:: Exercise ::
Separate out the lines that hold "Extract".

-- START Information given --

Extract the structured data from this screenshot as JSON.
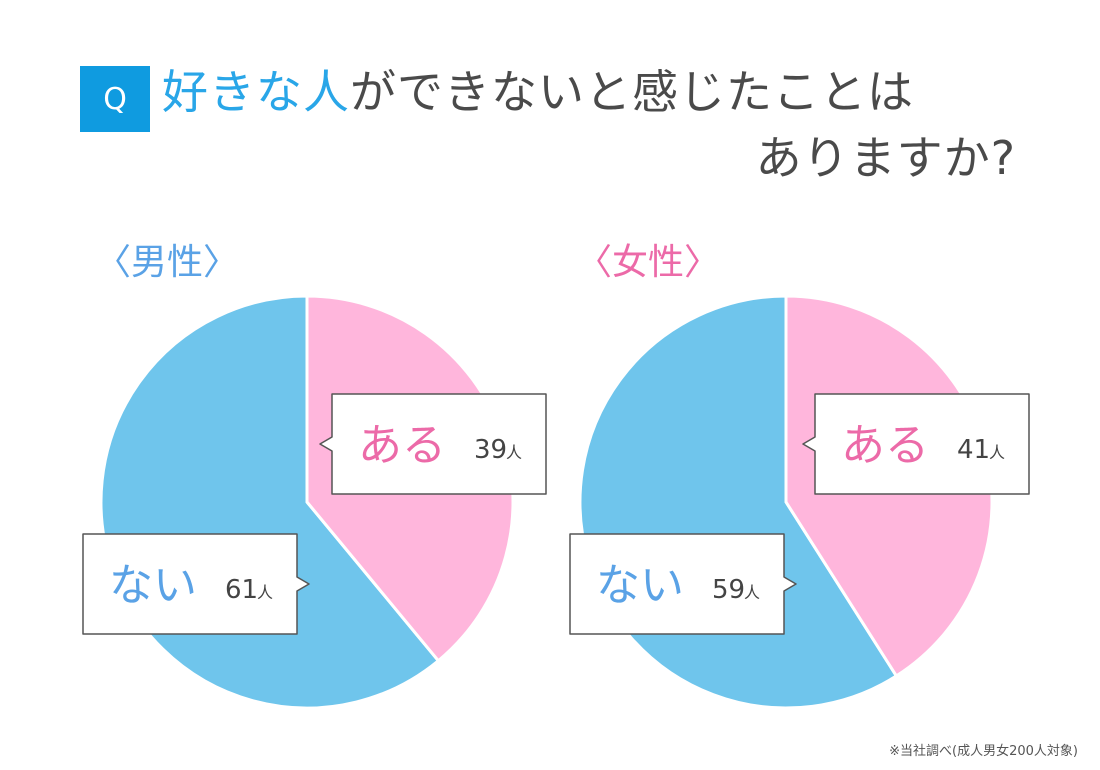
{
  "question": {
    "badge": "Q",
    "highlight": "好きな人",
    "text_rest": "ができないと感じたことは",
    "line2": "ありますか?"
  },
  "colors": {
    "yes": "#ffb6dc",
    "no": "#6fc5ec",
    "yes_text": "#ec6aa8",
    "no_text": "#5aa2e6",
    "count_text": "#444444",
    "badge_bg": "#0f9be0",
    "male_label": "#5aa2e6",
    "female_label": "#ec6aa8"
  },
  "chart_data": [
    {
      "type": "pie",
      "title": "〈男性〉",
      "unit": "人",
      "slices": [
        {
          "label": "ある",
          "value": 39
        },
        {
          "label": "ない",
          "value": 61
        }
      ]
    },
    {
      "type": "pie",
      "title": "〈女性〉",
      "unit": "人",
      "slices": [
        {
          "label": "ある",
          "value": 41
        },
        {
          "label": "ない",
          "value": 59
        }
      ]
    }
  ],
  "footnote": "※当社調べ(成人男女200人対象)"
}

-- END Information given --
-- START Information given --

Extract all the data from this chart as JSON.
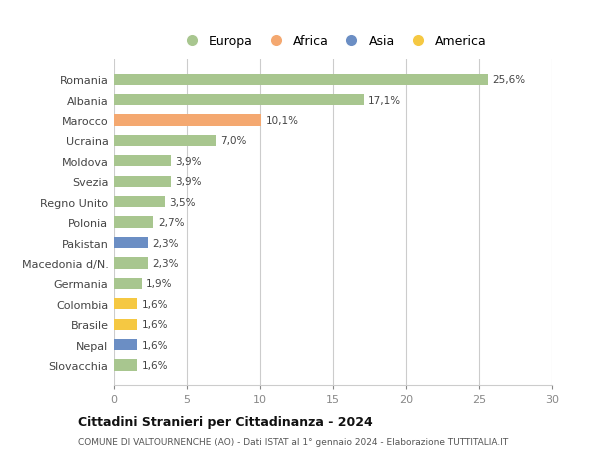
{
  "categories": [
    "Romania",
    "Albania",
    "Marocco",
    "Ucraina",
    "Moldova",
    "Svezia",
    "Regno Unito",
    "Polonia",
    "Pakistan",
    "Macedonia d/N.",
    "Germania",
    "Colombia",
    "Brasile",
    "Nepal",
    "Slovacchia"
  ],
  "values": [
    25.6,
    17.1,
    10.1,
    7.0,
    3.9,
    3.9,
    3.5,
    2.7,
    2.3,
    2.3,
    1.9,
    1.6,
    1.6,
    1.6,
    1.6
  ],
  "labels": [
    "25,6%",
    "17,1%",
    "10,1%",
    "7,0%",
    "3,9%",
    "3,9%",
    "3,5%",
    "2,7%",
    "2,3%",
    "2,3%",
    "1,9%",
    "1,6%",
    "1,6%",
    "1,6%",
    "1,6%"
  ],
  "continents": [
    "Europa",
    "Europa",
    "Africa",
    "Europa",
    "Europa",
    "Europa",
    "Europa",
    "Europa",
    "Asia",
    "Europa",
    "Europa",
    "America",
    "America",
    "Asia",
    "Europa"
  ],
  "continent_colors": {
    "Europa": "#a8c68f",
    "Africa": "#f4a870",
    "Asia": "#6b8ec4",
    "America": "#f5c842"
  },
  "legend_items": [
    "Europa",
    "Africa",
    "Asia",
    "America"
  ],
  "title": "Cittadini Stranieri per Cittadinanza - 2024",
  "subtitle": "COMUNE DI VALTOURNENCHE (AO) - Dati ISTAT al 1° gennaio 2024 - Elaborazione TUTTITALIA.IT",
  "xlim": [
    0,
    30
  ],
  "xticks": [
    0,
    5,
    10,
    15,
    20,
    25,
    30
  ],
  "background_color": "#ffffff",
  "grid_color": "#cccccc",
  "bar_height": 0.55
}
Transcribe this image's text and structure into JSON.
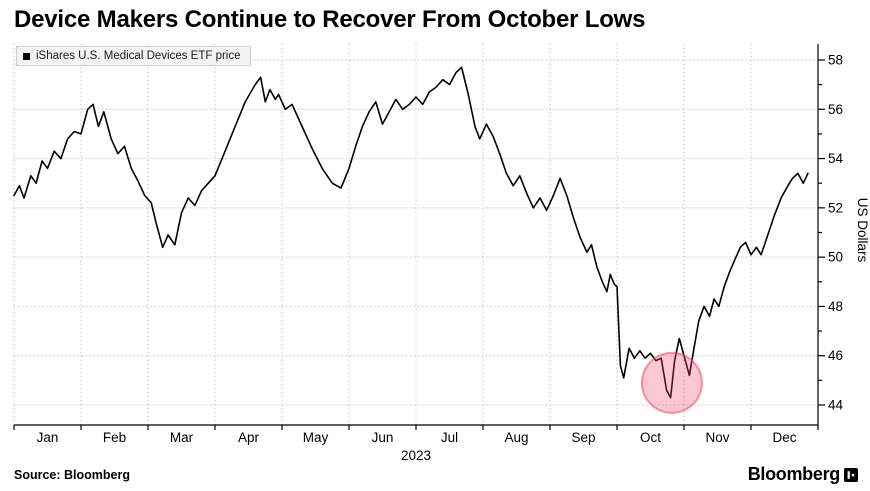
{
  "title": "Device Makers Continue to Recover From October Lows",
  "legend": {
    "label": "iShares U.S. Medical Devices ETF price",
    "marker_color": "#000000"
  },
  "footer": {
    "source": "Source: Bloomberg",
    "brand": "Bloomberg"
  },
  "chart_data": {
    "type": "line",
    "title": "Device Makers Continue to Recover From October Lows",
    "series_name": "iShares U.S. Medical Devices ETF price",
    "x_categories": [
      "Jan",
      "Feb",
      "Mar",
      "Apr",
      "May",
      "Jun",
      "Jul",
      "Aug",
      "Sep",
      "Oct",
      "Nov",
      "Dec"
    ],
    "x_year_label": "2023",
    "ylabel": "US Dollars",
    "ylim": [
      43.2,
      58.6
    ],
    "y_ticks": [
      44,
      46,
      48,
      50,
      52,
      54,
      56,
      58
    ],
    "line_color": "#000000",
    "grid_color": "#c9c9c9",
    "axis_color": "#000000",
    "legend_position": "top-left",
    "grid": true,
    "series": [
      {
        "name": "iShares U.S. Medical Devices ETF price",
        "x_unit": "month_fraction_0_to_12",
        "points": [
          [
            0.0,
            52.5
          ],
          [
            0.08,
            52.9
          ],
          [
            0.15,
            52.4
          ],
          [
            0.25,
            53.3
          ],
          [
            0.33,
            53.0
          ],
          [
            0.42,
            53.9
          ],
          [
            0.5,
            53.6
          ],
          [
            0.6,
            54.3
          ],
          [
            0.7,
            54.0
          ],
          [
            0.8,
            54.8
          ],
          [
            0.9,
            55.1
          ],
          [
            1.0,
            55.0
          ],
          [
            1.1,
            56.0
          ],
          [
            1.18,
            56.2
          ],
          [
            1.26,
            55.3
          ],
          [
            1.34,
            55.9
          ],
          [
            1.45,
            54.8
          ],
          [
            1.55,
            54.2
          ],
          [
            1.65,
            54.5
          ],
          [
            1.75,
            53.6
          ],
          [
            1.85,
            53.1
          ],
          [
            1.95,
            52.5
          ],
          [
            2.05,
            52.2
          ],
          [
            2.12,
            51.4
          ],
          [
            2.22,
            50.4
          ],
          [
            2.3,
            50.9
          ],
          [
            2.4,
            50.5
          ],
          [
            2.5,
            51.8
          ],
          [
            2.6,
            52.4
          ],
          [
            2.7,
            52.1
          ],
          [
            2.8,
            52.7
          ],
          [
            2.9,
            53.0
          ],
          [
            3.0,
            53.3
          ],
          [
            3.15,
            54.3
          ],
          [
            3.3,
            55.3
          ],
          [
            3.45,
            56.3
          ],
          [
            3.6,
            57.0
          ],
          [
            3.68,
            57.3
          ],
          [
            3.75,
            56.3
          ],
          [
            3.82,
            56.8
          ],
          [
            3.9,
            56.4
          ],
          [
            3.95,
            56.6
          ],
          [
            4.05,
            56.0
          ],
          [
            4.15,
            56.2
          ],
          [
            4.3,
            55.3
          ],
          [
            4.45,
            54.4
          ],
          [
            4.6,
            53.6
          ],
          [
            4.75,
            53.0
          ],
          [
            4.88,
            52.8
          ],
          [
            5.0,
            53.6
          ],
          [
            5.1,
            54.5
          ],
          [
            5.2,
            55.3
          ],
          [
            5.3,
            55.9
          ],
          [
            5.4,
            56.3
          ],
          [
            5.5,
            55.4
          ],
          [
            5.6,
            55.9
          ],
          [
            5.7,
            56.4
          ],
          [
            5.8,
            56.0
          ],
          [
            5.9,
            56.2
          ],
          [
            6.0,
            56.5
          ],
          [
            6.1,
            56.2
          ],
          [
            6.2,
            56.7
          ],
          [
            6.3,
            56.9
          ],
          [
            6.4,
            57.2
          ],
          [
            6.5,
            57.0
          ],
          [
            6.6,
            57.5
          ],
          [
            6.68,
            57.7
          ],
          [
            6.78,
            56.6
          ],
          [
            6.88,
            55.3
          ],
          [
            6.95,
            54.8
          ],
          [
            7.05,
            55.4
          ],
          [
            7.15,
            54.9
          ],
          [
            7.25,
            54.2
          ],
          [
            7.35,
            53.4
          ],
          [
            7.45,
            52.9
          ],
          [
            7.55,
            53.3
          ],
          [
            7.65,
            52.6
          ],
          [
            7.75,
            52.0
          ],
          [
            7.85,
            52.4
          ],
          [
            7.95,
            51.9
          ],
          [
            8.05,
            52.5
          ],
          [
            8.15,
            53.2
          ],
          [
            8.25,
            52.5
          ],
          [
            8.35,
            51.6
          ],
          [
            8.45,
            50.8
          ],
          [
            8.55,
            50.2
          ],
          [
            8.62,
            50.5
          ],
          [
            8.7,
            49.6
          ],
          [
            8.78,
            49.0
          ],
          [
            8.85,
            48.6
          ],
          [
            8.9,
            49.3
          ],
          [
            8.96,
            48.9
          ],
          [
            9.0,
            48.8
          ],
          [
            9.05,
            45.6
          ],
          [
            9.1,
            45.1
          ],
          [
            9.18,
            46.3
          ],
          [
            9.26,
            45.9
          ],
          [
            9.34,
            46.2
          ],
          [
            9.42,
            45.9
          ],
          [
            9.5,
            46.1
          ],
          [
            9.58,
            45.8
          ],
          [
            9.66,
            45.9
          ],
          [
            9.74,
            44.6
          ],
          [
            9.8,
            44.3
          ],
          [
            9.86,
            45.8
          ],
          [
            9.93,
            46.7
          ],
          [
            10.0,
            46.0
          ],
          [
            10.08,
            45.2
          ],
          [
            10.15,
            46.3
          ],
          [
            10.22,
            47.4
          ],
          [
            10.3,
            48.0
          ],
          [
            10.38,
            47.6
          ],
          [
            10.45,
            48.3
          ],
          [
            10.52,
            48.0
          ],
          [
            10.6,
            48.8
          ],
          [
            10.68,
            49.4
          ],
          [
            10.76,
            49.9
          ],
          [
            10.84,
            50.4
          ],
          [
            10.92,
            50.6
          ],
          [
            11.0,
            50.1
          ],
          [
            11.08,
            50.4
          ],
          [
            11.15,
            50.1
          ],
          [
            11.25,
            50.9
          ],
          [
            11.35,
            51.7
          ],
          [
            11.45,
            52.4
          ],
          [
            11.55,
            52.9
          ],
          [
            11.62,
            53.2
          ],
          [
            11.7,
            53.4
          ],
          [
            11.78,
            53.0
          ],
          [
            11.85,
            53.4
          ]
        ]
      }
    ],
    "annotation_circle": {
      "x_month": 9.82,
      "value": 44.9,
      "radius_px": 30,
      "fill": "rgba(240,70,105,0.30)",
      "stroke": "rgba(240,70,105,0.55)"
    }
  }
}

-- END Information given --
-- START Information given --

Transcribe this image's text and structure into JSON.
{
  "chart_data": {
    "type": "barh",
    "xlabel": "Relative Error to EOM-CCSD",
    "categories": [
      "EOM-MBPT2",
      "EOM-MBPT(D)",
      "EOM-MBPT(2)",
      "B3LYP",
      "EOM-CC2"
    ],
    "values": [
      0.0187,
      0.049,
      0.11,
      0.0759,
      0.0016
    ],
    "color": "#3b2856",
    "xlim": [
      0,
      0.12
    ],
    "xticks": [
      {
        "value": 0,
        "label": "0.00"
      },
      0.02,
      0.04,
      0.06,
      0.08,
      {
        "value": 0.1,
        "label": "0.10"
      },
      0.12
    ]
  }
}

-- END Information given --

:: Answer to the task ::
Extract the structured data from this screenshot as JSON.
Extract all the data from this chart as JSON.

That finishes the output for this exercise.